* **Stated task**: Starting at the line that contains "Meetings 7:50am-7:55am [384,182,569,194]" and stopping after the line that contains "Study Leave [194,77,379,90]", edit the data by changing "Print" to "Printout". Keep all other text in those lines unchanged.

Item position entries
--- begin ---
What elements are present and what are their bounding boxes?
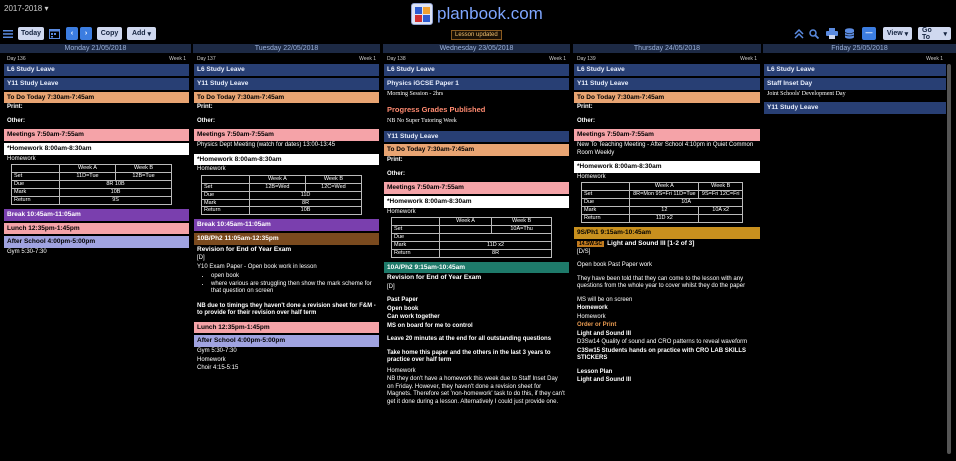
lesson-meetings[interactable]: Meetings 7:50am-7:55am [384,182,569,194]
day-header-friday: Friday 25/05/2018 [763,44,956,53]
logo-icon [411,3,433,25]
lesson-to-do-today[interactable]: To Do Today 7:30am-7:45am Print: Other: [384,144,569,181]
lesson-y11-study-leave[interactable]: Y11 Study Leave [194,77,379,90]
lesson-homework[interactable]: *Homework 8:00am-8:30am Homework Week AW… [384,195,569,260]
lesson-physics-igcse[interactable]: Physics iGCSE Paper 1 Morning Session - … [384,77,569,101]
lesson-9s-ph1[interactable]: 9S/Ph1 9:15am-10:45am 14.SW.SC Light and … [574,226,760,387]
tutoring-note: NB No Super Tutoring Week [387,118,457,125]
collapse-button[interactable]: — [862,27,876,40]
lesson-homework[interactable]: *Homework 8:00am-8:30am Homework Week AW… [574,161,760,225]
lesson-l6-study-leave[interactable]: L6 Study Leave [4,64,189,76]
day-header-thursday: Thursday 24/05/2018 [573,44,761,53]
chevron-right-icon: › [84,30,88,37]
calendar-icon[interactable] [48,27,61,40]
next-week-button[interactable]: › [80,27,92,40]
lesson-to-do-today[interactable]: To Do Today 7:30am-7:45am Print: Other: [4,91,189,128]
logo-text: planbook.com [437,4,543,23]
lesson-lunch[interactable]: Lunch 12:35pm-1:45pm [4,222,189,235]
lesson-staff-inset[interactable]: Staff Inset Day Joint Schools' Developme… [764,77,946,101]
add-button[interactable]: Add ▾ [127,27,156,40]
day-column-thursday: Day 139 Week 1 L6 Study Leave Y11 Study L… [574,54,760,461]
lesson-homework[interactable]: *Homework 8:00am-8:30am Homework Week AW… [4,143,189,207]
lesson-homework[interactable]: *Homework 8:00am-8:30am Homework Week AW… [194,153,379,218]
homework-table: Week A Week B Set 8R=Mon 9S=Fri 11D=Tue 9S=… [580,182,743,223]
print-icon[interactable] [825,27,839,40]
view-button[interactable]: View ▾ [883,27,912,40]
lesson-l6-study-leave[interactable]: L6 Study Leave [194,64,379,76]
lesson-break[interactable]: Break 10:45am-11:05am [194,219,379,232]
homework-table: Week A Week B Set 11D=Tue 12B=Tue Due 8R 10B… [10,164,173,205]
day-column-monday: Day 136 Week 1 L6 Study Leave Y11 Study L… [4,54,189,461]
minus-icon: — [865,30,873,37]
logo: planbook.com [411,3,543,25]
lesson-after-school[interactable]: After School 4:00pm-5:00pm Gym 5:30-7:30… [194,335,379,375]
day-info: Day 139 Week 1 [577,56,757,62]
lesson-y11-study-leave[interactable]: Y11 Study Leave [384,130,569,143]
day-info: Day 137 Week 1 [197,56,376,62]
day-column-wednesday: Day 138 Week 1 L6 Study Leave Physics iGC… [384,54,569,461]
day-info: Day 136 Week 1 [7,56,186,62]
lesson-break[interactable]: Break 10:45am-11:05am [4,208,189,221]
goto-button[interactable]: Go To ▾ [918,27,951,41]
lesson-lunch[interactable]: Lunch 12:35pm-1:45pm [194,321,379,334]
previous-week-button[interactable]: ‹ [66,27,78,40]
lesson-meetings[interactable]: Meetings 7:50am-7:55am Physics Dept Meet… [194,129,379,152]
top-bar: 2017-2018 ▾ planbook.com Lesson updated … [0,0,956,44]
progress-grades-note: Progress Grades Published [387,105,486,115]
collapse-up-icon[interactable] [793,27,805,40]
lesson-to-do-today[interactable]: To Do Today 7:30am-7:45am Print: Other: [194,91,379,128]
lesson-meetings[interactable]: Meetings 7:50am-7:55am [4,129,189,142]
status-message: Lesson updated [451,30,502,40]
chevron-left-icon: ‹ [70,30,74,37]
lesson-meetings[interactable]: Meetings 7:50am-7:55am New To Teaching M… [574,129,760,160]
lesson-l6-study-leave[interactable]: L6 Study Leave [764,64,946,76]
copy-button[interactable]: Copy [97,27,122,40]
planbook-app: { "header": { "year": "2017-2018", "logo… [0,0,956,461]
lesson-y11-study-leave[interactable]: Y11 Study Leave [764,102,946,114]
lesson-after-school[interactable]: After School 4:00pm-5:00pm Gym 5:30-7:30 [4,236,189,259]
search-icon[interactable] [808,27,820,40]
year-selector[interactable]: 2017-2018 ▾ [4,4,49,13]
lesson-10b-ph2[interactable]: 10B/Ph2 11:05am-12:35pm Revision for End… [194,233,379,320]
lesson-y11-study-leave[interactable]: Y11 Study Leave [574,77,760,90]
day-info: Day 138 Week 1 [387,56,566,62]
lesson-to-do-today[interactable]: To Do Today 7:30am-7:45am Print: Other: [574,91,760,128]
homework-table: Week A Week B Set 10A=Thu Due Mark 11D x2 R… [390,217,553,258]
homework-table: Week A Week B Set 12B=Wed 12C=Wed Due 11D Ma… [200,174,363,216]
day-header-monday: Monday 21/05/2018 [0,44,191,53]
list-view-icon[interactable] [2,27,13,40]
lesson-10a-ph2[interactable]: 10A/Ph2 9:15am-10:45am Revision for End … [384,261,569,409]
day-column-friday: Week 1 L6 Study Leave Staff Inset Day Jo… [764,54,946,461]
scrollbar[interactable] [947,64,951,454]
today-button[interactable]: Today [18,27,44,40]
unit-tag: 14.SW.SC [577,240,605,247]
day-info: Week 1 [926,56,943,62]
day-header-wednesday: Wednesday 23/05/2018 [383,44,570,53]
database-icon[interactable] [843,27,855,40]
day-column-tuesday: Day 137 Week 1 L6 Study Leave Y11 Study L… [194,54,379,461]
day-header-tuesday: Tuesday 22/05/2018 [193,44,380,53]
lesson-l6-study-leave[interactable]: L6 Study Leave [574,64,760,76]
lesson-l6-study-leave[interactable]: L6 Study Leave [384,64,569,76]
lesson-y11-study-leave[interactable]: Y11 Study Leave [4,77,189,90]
--- end ---
* **Completed task**:
lesson-meetings[interactable]: Meetings 7:50am-7:55am [384,182,569,194]
day-header-friday: Friday 25/05/2018 [763,44,956,53]
logo-icon [411,3,433,25]
lesson-to-do-today[interactable]: To Do Today 7:30am-7:45am Printout: Other: [384,144,569,181]
lesson-y11-study-leave[interactable]: Y11 Study Leave [194,77,379,90]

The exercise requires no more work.